◆ Exercise material
↓
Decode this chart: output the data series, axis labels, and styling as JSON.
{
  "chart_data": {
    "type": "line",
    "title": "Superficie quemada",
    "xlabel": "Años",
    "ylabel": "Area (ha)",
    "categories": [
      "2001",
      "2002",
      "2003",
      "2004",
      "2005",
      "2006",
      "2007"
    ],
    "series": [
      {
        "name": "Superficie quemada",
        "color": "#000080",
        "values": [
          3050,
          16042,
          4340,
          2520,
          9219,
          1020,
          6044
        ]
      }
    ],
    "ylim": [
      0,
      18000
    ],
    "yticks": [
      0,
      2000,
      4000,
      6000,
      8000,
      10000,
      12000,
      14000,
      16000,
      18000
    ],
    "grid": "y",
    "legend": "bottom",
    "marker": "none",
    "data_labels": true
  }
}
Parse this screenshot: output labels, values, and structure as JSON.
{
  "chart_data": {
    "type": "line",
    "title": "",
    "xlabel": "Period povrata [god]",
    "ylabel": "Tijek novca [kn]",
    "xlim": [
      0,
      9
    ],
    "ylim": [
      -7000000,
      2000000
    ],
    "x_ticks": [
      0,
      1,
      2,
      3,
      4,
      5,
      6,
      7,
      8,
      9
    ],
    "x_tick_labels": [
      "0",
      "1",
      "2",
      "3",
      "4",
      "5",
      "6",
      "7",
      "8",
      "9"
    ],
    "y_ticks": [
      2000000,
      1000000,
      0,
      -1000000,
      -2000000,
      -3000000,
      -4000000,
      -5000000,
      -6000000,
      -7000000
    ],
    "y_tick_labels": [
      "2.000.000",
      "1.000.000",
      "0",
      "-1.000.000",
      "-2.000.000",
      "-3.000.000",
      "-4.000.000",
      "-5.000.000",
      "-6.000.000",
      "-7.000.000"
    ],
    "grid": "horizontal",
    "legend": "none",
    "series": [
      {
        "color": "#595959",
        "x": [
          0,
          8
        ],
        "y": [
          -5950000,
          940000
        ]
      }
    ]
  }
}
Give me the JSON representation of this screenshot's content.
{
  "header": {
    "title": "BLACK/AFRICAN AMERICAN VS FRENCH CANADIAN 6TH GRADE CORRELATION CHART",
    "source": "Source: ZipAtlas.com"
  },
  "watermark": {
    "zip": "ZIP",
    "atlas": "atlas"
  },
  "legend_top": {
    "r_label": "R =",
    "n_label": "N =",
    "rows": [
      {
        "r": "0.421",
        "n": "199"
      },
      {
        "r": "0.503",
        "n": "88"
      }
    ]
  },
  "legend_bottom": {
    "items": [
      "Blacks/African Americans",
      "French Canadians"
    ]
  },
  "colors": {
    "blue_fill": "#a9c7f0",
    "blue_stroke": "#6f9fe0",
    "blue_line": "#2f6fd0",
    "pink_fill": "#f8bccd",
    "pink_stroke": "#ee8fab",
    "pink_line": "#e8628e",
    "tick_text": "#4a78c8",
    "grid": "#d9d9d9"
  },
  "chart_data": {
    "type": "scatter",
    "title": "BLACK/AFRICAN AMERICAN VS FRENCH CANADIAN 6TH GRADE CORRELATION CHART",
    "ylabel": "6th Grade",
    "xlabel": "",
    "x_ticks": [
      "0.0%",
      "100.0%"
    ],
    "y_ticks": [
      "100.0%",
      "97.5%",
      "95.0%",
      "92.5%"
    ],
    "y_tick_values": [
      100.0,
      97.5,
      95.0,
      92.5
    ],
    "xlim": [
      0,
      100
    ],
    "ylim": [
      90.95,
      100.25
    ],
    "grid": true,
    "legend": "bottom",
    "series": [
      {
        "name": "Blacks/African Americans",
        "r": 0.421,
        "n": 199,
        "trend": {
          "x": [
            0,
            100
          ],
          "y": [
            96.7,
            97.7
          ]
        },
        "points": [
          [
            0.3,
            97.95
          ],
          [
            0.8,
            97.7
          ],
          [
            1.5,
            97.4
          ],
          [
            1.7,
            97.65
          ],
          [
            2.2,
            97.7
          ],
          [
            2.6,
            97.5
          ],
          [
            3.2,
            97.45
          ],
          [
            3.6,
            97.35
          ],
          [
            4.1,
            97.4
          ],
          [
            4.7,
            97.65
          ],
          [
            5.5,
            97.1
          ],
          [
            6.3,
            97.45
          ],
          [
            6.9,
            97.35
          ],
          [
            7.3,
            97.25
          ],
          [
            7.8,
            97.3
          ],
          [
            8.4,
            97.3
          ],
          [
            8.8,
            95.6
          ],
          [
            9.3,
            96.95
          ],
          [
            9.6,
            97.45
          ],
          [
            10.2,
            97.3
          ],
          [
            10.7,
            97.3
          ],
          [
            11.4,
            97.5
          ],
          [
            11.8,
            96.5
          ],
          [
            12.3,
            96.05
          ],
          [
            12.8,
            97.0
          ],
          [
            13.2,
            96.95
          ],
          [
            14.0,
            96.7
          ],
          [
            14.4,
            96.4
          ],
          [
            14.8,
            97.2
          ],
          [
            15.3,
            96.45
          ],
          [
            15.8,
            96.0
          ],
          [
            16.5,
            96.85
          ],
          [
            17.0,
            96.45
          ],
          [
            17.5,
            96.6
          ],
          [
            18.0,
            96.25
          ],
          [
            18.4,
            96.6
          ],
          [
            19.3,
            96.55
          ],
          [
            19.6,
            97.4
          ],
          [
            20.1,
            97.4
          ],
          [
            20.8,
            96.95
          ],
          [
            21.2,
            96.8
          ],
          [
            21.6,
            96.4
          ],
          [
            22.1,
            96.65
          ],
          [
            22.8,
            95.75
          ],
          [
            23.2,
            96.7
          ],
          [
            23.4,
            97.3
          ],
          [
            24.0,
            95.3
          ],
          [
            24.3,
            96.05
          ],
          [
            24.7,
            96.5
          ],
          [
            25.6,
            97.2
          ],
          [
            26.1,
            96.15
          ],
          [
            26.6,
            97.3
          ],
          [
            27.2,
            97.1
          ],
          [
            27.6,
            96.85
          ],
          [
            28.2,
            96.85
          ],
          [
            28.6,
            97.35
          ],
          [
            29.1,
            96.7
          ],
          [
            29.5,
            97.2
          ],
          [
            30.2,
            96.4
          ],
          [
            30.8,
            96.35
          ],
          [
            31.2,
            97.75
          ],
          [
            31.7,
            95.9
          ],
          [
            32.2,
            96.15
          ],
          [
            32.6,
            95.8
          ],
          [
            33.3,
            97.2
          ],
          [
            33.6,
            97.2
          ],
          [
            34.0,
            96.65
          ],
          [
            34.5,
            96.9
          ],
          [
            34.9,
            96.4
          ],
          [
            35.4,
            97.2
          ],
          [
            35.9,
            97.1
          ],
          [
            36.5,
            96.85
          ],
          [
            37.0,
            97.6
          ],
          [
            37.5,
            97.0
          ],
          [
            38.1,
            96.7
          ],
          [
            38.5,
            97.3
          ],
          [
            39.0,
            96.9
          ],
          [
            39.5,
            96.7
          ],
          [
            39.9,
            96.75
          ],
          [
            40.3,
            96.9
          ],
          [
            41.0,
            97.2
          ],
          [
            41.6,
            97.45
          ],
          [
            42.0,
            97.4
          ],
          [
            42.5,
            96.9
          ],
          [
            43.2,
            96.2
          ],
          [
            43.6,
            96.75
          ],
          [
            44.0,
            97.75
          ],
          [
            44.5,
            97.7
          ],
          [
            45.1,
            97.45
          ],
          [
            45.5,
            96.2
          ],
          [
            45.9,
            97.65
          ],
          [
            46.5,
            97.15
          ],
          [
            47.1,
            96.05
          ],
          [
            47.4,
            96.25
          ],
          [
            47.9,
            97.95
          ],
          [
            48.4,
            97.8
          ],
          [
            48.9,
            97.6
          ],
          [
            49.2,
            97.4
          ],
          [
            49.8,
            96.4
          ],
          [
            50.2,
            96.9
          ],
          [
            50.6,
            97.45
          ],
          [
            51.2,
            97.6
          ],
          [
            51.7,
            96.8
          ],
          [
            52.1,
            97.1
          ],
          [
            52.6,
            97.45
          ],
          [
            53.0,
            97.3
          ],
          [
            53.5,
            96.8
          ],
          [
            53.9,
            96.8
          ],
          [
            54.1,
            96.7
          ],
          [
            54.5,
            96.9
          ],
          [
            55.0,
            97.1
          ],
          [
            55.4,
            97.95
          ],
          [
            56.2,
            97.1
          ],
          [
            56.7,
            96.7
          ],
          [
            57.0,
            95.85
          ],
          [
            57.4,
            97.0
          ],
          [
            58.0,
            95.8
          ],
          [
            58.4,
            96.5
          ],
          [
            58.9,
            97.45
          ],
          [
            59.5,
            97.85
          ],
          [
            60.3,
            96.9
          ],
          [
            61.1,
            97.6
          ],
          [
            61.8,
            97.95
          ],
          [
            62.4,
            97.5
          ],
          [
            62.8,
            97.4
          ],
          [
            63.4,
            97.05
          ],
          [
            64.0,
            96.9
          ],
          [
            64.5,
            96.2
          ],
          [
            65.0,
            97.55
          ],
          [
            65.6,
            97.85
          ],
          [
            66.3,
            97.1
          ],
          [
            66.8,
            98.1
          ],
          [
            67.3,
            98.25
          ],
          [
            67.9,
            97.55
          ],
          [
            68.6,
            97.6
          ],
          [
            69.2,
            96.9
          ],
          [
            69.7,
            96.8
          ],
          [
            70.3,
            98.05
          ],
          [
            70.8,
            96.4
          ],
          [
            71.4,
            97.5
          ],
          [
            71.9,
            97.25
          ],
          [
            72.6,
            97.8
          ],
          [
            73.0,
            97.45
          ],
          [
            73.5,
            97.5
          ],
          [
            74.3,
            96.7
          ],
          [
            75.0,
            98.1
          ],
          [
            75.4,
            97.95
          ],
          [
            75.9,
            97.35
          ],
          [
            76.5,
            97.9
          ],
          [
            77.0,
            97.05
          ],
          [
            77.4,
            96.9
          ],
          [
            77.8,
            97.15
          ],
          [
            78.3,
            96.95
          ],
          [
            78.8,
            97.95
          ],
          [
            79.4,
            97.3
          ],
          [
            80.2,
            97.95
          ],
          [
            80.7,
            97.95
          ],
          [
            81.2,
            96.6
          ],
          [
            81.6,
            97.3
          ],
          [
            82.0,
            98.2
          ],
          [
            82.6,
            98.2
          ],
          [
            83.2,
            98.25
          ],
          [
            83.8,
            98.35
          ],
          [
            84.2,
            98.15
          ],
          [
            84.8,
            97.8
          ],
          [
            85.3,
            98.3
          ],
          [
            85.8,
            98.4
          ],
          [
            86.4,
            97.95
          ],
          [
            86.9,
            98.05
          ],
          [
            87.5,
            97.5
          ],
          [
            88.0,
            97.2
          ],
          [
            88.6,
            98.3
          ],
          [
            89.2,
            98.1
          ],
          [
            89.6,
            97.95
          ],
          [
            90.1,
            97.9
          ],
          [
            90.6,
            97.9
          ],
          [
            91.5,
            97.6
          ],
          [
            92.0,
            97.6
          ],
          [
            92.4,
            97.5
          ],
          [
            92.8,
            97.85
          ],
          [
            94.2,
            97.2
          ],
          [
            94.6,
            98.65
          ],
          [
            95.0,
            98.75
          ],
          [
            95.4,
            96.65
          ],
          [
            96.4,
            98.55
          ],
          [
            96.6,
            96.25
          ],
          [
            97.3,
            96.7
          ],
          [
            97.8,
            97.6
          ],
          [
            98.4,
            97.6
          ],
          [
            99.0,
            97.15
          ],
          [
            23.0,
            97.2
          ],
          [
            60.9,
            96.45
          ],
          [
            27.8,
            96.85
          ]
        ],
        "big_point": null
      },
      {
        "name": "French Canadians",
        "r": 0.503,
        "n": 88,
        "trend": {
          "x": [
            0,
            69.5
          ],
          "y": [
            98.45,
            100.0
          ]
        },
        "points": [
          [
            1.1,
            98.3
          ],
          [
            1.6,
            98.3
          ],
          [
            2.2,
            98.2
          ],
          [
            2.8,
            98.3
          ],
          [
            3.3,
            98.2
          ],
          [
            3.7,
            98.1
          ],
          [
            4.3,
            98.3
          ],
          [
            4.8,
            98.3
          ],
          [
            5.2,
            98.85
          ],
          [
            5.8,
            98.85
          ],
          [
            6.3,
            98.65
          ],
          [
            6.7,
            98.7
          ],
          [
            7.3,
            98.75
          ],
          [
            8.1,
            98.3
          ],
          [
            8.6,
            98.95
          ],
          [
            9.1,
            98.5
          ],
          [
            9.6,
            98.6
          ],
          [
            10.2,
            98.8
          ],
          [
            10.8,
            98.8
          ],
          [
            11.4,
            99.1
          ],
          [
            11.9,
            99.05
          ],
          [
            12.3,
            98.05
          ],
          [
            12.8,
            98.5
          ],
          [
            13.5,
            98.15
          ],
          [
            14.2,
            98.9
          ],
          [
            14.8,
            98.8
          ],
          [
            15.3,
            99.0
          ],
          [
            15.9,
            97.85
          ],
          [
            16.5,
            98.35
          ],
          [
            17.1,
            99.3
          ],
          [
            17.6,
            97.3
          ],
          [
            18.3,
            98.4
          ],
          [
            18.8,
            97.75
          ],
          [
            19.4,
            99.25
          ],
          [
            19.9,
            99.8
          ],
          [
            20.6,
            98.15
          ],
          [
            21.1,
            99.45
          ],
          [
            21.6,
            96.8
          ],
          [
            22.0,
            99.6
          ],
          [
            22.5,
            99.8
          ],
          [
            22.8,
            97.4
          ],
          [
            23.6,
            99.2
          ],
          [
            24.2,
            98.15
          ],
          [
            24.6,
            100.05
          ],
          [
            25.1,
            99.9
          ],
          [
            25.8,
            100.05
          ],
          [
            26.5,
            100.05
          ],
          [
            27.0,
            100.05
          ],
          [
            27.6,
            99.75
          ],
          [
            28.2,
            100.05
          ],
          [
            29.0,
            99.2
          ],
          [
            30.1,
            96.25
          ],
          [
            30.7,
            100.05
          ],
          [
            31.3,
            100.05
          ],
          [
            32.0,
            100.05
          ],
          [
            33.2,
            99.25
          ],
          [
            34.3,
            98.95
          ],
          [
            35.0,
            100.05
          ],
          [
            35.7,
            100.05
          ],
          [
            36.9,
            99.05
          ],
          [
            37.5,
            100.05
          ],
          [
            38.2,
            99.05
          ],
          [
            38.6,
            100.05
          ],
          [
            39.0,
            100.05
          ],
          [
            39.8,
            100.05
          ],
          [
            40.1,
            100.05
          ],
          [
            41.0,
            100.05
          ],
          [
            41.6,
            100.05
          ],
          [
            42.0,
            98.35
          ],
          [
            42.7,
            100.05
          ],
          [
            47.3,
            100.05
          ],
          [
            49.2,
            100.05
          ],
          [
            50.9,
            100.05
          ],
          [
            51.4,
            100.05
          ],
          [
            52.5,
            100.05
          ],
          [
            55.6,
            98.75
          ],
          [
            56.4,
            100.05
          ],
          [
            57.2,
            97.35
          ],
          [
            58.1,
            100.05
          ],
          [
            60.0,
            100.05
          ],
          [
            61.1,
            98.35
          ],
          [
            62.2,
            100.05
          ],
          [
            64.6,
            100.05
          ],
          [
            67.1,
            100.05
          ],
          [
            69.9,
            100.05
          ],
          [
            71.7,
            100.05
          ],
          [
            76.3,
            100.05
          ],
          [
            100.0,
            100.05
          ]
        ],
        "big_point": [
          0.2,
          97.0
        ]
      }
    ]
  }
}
↑
◆ Your instructions
The answer is the number of lines in the preceding material that hold "xlabel"; write that number and nothing else.

◆ Exercise output
3